» **REQUIREMENTS**: Please give the listing again, word for word, with nothing left out.

(Figure collection entries)
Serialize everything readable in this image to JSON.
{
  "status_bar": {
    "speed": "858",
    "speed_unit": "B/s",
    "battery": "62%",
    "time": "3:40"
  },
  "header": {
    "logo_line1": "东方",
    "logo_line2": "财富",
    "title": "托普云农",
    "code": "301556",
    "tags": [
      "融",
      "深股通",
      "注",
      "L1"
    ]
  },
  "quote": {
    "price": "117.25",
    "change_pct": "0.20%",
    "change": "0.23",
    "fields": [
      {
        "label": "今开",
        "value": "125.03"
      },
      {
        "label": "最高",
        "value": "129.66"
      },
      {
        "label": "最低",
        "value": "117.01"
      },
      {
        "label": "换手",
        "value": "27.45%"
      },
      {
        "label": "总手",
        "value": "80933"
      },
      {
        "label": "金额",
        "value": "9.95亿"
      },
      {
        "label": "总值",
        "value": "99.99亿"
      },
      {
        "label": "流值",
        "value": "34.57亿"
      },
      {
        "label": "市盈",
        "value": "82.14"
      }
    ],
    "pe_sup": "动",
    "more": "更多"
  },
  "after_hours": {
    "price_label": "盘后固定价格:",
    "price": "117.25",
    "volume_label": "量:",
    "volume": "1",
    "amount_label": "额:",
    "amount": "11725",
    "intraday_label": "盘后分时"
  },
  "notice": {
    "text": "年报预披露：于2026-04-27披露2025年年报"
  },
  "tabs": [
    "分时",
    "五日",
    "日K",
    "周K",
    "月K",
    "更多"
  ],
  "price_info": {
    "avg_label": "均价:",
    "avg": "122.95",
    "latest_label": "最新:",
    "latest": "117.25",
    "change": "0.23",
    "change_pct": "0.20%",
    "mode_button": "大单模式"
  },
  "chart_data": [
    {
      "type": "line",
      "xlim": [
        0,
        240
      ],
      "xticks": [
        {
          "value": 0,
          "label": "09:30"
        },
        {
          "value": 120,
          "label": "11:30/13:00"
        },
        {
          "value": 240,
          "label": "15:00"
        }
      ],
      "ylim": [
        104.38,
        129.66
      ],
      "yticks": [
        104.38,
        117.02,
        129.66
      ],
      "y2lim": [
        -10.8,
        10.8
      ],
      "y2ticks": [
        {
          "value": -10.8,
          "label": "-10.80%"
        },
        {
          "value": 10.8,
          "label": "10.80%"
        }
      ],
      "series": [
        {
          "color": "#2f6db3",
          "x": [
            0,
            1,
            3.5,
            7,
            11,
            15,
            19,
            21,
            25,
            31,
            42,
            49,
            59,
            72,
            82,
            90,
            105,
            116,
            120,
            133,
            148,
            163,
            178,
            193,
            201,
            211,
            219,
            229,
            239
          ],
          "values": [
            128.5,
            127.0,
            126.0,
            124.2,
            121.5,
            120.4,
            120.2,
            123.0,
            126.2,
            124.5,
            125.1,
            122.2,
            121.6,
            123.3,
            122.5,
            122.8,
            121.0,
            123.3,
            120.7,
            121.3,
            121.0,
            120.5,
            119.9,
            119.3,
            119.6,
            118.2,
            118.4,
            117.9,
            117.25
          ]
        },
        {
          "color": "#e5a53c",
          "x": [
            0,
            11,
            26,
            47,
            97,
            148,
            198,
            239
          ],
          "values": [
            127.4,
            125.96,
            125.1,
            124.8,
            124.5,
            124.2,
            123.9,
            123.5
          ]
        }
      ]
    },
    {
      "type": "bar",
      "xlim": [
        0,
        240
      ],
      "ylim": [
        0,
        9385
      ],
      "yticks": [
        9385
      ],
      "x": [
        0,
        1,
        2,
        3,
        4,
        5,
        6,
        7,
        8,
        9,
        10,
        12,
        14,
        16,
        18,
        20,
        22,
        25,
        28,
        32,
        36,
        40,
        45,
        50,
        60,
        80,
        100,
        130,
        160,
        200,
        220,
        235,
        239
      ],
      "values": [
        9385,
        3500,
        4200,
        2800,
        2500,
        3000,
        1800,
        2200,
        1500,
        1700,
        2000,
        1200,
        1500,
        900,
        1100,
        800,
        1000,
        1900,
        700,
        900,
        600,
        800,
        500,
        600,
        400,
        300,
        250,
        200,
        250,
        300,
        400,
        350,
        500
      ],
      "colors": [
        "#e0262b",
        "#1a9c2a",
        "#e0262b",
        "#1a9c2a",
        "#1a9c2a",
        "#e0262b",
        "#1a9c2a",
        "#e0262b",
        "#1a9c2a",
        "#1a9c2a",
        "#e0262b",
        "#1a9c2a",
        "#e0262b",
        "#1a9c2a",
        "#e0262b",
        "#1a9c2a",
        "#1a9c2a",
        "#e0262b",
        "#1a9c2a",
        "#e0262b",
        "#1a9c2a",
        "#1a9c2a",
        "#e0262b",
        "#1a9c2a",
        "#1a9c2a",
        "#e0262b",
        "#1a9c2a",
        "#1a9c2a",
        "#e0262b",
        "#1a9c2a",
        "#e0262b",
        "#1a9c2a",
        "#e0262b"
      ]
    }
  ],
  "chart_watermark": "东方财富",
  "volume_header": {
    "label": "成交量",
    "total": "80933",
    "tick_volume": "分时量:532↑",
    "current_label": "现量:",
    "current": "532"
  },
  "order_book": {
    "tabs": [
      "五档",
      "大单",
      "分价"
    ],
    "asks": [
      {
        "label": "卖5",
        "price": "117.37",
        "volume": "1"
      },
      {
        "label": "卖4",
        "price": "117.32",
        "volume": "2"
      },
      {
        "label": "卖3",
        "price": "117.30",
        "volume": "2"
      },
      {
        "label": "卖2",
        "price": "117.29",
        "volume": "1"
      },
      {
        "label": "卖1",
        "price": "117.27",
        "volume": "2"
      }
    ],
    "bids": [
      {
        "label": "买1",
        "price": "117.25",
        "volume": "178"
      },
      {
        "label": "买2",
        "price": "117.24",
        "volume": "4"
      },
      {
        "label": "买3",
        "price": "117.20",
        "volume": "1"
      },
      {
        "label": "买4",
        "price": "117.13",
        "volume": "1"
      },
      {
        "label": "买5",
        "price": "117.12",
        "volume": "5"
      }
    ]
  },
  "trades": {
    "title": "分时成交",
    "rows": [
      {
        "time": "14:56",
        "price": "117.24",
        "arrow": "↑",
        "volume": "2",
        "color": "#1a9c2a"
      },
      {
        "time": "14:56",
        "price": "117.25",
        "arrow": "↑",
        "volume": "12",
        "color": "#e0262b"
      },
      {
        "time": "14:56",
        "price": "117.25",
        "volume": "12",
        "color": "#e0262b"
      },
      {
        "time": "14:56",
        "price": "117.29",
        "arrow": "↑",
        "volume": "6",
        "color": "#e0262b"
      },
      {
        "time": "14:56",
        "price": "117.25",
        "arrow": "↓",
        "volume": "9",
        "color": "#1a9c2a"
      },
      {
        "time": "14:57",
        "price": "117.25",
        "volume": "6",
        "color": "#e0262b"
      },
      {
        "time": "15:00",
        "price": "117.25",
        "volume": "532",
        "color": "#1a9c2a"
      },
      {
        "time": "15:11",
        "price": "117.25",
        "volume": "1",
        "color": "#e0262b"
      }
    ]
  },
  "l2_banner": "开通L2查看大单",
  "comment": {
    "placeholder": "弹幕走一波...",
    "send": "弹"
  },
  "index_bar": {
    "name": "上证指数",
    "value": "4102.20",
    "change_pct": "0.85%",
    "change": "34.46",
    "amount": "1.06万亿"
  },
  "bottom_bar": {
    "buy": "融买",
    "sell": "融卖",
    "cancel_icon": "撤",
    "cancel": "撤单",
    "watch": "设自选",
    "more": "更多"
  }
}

» **CORRECT RESULT**:
Serialize everything readable in this image to JSON.
{
  "status_bar": {
    "speed": "858",
    "speed_unit": "B/s",
    "battery": "62%",
    "time": "3:40"
  },
  "header": {
    "logo_line1": "东方",
    "logo_line2": "财富",
    "title": "托普云农",
    "code": "301556",
    "tags": [
      "融",
      "深股通",
      "注",
      "L1"
    ]
  },
  "quote": {
    "price": "117.25",
    "change_pct": "0.20%",
    "change": "0.23",
    "fields": [
      {
        "label": "今开",
        "value": "125.03"
      },
      {
        "label": "最高",
        "value": "129.66"
      },
      {
        "label": "最低",
        "value": "117.01"
      },
      {
        "label": "换手",
        "value": "27.45%"
      },
      {
        "label": "总手",
        "value": "80933"
      },
      {
        "label": "金额",
        "value": "9.95亿"
      },
      {
        "label": "总值",
        "value": "99.99亿"
      },
      {
        "label": "流值",
        "value": "34.57亿"
      },
      {
        "label": "市盈",
        "value": "82.14"
      }
    ],
    "pe_sup": "动",
    "more": "更多"
  },
  "after_hours": {
    "price_label": "盘后固定价格:",
    "price": "117.25",
    "volume_label": "量:",
    "volume": "1",
    "amount_label": "额:",
    "amount": "11725",
    "intraday_label": "盘后分时"
  },
  "notice": {
    "text": "年报预披露：于2026-04-27披露2025年年报"
  },
  "tabs": [
    "分时",
    "五日",
    "日K",
    "周K",
    "月K",
    "更多"
  ],
  "price_info": {
    "avg_label": "均价:",
    "avg": "122.95",
    "latest_label": "最新:",
    "latest": "117.25",
    "change": "0.23",
    "change_pct": "0.20%",
    "mode_button": "大单模式"
  },
  "chart_data": [
    {
      "type": "line",
      "xlim": [
        0,
        240
      ],
      "xticks": [
        {
          "value": 0,
          "label": "09:30"
        },
        {
          "value": 120,
          "label": "11:30/13:00"
        },
        {
          "value": 240,
          "label": "15:00"
        }
      ],
      "ylim": [
        104.38,
        129.66
      ],
      "yticks": [
        104.38,
        117.02,
        129.66
      ],
      "y2lim": [
        -10.8,
        10.8
      ],
      "y2ticks": [
        {
          "value": -10.8,
          "label": "-10.80%"
        },
        {
          "value": 10.8,
          "label": "10.80%"
        }
      ],
      "series": [
        {
          "color": "#2f6db3",
          "x": [
            0,
            1,
            3.5,
            7,
            11,
            15,
            19,
            21,
            25,
            31,
            42,
            49,
            59,
            72,
            82,
            90,
            105,
            116,
            120,
            133,
            148,
            163,
            178,
            193,
            201,
            211,
            219,
            229,
            239
          ],
          "values": [
            128.5,
            127.0,
            126.0,
            124.2,
            121.5,
            120.4,
            120.2,
            123.0,
            126.2,
            124.5,
            125.1,
            122.2,
            121.6,
            123.3,
            122.5,
            122.8,
            121.0,
            123.3,
            120.7,
            121.3,
            121.0,
            120.5,
            119.9,
            119.3,
            119.6,
            118.2,
            118.4,
            117.9,
            117.25
          ]
        },
        {
          "color": "#e5a53c",
          "x": [
            0,
            11,
            26,
            47,
            97,
            148,
            198,
            239
          ],
          "values": [
            127.4,
            125.96,
            125.1,
            124.8,
            124.5,
            124.2,
            123.9,
            123.5
          ]
        }
      ]
    },
    {
      "type": "bar",
      "xlim": [
        0,
        240
      ],
      "ylim": [
        0,
        9385
      ],
      "yticks": [
        9385
      ],
      "x": [
        0,
        1,
        2,
        3,
        4,
        5,
        6,
        7,
        8,
        9,
        10,
        12,
        14,
        16,
        18,
        20,
        22,
        25,
        28,
        32,
        36,
        40,
        45,
        50,
        60,
        80,
        100,
        130,
        160,
        200,
        220,
        235,
        239
      ],
      "values": [
        9385,
        3500,
        4200,
        2800,
        2500,
        3000,
        1800,
        2200,
        1500,
        1700,
        2000,
        1200,
        1500,
        900,
        1100,
        800,
        1000,
        1900,
        700,
        900,
        600,
        800,
        500,
        600,
        400,
        300,
        250,
        200,
        250,
        300,
        400,
        350,
        500
      ],
      "colors": [
        "#e0262b",
        "#1a9c2a",
        "#e0262b",
        "#1a9c2a",
        "#1a9c2a",
        "#e0262b",
        "#1a9c2a",
        "#e0262b",
        "#1a9c2a",
        "#1a9c2a",
        "#e0262b",
        "#1a9c2a",
        "#e0262b",
        "#1a9c2a",
        "#e0262b",
        "#1a9c2a",
        "#1a9c2a",
        "#e0262b",
        "#1a9c2a",
        "#e0262b",
        "#1a9c2a",
        "#1a9c2a",
        "#e0262b",
        "#1a9c2a",
        "#1a9c2a",
        "#e0262b",
        "#1a9c2a",
        "#1a9c2a",
        "#e0262b",
        "#1a9c2a",
        "#e0262b",
        "#1a9c2a",
        "#e0262b"
      ]
    }
  ],
  "chart_watermark": "东方财富",
  "volume_header": {
    "label": "成交量",
    "total": "80933",
    "tick_volume": "分时量:532↑",
    "current_label": "现量:",
    "current": "532"
  },
  "order_book": {
    "tabs": [
      "五档",
      "大单",
      "分价"
    ],
    "asks": [
      {
        "label": "卖5",
        "price": "117.37",
        "volume": "1"
      },
      {
        "label": "卖4",
        "price": "117.32",
        "volume": "2"
      },
      {
        "label": "卖3",
        "price": "117.30",
        "volume": "2"
      },
      {
        "label": "卖2",
        "price": "117.29",
        "volume": "1"
      },
      {
        "label": "卖1",
        "price": "117.27",
        "volume": "2"
      }
    ],
    "bids": [
      {
        "label": "买1",
        "price": "117.25",
        "volume": "178"
      },
      {
        "label": "买2",
        "price": "117.24",
        "volume": "4"
      },
      {
        "label": "买3",
        "price": "117.20",
        "volume": "1"
      },
      {
        "label": "买4",
        "price": "117.13",
        "volume": "1"
      },
      {
        "label": "买5",
        "price": "117.12",
        "volume": "5"
      }
    ]
  },
  "trades": {
    "title": "分时成交",
    "rows": [
      {
        "time": "14:56",
        "price": "117.24",
        "arrow": "↑",
        "volume": "2",
        "color": "#1a9c2a"
      },
      {
        "time": "14:56",
        "price": "117.25",
        "arrow": "↑",
        "volume": "12",
        "color": "#e0262b"
      },
      {
        "time": "14:56",
        "price": "117.25",
        "volume": "12",
        "color": "#e0262b"
      },
      {
        "time": "14:56",
        "price": "117.29",
        "arrow": "↑",
        "volume": "6",
        "color": "#e0262b"
      },
      {
        "time": "14:56",
        "price": "117.25",
        "arrow": "↓",
        "volume": "9",
        "color": "#1a9c2a"
      },
      {
        "time": "14:57",
        "price": "117.25",
        "volume": "6",
        "color": "#e0262b"
      },
      {
        "time": "15:00",
        "price": "117.25",
        "volume": "532",
        "color": "#1a9c2a"
      },
      {
        "time": "15:11",
        "price": "117.25",
        "volume": "1",
        "color": "#e0262b"
      }
    ]
  },
  "l2_banner": "开通L2查看大单",
  "comment": {
    "placeholder": "弹幕走一波...",
    "send": "弹"
  },
  "index_bar": {
    "name": "上证指数",
    "value": "4102.20",
    "change_pct": "0.85%",
    "change": "34.46",
    "amount": "1.06万亿"
  },
  "bottom_bar": {
    "buy": "融买",
    "sell": "融卖",
    "cancel_icon": "撤",
    "cancel": "撤单",
    "watch": "设自选",
    "more": "更多"
  }
}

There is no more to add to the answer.